▸ Problem description:
Reproduce the passage on Orlando's job growth word for word, starting at "Orlando is the" and ending at "you into California.".
(Beginning of Selected passage)
UNEVEN JOB GROWTH
I was in Orlando Friday and Saturday, speaking at a business conference, and read the Orlando Sentinel's coverage of the latest job figures. This passage jumped out:
In Orlando, the latest numbers are old news because the area has long resisted the national trend and instead has regularly produced jobs.
Take Denise Santiago and her husband, Erick Brazil. The couple came to Orlando from New York in December, and within weeks of starting their searches, both had landed jobs.
"It all happened so fast," said Santiago, a registered medical assistant. She had her pick of jobs in the health-care industry and chose Ob & Gyn Specialists in Winter Park. "I'd fax my resume to a company, and by the end of the day, they'd call me back," she said.
Brazil interviewed at Hughes Supply on a Thursday and started work the next Monday.
Indeed, the state of Florida, with Orlando playing a key role, has been one of the few bright spots during the past year when it comes to job creation.
Consider one staggering contrast: Florida added 131,400 non-agricultural jobs in the 12 months that ended in February, the most recent month for which state numbers are available. During that same period, the United States as a whole generated 209,000, according to revised figures released Friday.
Orlando is the America you rarely see on TV (notwithstanding Disney ads): postindustrial and booming, with new houses its broad middle class can afford. The Sentinel's website even lists "Growth" as a separate category under its News heading. Of course, with "growth" news comes anti-growth backlash, which can turn you into California.
(End of Selected passage)
(Beginning of Data section)
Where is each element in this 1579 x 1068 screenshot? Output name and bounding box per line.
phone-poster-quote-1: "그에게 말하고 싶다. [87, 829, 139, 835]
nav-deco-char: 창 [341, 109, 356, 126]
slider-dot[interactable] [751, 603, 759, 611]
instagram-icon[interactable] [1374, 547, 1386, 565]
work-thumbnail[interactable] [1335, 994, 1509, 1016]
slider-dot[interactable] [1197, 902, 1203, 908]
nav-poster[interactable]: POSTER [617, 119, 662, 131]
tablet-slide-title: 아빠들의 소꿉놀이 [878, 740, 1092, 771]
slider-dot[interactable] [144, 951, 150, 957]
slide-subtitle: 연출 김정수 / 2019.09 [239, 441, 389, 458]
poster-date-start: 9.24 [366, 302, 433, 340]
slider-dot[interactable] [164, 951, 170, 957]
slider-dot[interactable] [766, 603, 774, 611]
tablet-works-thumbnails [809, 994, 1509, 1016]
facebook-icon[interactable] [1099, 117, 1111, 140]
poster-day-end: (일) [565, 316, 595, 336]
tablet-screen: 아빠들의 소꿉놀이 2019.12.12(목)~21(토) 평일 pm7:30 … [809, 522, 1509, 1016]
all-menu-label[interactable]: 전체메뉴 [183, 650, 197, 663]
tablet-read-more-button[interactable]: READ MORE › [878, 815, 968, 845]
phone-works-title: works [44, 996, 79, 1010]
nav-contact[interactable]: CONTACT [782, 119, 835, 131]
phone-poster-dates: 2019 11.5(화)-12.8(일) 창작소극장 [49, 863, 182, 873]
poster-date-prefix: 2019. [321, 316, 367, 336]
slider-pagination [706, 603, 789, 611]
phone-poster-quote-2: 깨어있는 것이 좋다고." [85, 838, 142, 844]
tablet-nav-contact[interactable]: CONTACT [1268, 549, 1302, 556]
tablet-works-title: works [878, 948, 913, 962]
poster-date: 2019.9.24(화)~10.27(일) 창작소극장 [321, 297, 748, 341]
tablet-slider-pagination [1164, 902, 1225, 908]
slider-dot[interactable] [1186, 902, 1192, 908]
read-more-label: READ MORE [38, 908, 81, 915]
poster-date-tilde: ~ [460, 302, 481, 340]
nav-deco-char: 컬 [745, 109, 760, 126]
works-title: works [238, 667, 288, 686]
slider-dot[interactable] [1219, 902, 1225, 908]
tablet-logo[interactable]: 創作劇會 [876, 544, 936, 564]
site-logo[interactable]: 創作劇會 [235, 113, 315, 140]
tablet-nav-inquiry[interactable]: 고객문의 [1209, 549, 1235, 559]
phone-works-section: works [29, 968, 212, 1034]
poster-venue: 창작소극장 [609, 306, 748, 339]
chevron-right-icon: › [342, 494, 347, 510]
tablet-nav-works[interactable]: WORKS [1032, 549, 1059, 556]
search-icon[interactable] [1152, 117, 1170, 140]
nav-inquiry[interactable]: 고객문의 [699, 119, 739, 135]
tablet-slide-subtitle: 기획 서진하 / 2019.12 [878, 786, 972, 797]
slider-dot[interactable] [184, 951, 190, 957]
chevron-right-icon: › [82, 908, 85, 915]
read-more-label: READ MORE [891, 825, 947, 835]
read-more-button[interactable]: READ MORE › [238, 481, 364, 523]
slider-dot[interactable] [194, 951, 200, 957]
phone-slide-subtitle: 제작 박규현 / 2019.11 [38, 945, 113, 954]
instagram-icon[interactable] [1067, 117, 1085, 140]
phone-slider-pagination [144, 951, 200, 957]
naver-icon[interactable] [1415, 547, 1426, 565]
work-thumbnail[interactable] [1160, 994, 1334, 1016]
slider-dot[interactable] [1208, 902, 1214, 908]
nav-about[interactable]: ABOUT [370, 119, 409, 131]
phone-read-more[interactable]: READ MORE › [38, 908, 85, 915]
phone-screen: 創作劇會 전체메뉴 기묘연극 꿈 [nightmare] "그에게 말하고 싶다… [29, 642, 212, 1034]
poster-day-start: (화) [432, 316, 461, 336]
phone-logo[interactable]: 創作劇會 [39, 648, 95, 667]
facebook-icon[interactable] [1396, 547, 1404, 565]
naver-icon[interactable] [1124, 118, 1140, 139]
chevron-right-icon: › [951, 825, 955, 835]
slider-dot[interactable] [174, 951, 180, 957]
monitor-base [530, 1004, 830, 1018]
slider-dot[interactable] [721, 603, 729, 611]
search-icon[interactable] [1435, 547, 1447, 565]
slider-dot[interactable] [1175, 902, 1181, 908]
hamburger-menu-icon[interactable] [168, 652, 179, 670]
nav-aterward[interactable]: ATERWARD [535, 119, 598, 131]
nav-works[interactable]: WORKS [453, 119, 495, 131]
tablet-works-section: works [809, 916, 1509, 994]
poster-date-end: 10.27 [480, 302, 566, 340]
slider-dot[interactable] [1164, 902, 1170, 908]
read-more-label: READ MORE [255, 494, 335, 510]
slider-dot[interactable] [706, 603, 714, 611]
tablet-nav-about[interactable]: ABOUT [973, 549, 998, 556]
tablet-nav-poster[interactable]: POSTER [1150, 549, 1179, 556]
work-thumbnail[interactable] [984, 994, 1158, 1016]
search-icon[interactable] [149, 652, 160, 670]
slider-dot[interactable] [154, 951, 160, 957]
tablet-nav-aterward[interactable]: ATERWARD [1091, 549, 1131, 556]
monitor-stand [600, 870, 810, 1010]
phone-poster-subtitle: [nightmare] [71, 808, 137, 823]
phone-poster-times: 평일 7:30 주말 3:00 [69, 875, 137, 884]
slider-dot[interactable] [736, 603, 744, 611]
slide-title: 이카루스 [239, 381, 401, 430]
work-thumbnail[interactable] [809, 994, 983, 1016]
(End of Data section)
▸ Output of the task:
Orlando is the America you rarely see on TV (notwithstanding Disney ads): postindustrial and booming, with new houses its broad middle class can afford. The Sentinel's website even lists "Growth" as a separate category under its News heading. Of course, with "growth" news comes anti-growth backlash, which can turn you into California.